**Short exercise**
Rewrite the items from the line with "staticText: Tue, Jan" to the line with "staticText: Your sms", replacing "Deleted" with "Removed" and leaving everything else unchanged.

>> BEGIN Exercise data

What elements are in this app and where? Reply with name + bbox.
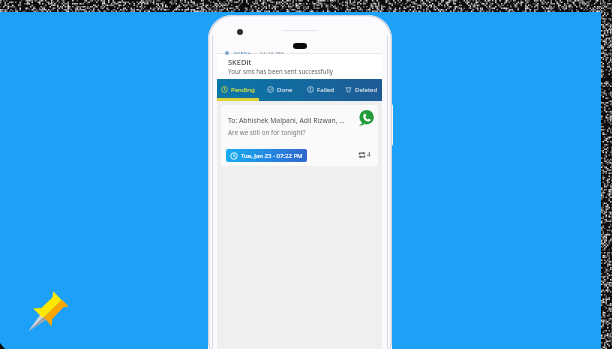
staticText: Tue, Jan 23 - 07:22 PM: [241, 152, 303, 160]
staticText: · 11:16 PM: [257, 50, 284, 54]
button[interactable]: Tue, Jan 23 - 07:22 PM: [226, 149, 307, 162]
button[interactable]: Deleted: [341, 79, 382, 101]
staticText: Pending: [231, 85, 255, 93]
staticText: Done: [277, 85, 293, 93]
button[interactable]: To: Abhishek Malpani, Adil Rizwan, …: [221, 105, 378, 166]
other: WhatsApp: [358, 110, 374, 126]
staticText: 4: [367, 150, 371, 159]
staticText: To: Abhishek Malpani, Adil Rizwan, …: [228, 116, 348, 125]
other: Pin: [22, 285, 72, 335]
button[interactable]: Failed: [300, 79, 341, 101]
staticText: Failed: [317, 85, 334, 93]
staticText: Deleted: [355, 85, 378, 93]
staticText: Your sms has been sent successfully: [228, 67, 333, 75]
button[interactable]: Done: [259, 79, 300, 101]
staticText: SKEDit: [234, 50, 251, 54]
staticText: Are we still on for tonight?: [228, 128, 306, 137]
staticText: SKEDit: [228, 57, 252, 67]
button[interactable]: Pending: [217, 79, 259, 101]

>> END Exercise data

**Problem solution**
staticText: Tue, Jan 23 - 07:22 PM: [241, 152, 303, 160]
staticText: · 11:16 PM: [257, 50, 284, 54]
button[interactable]: Tue, Jan 23 - 07:22 PM: [226, 149, 307, 162]
button[interactable]: Removed: [341, 79, 382, 101]
staticText: Pending: [231, 85, 255, 93]
staticText: Done: [277, 85, 293, 93]
button[interactable]: To: Abhishek Malpani, Adil Rizwan, …: [221, 105, 378, 166]
other: WhatsApp: [358, 110, 374, 126]
staticText: 4: [367, 150, 371, 159]
staticText: To: Abhishek Malpani, Adil Rizwan, …: [228, 116, 348, 125]
other: Pin: [22, 285, 72, 335]
button[interactable]: Failed: [300, 79, 341, 101]
staticText: Failed: [317, 85, 334, 93]
staticText: Removed: [355, 85, 378, 93]
staticText: Your sms has been sent successfully: [228, 67, 333, 75]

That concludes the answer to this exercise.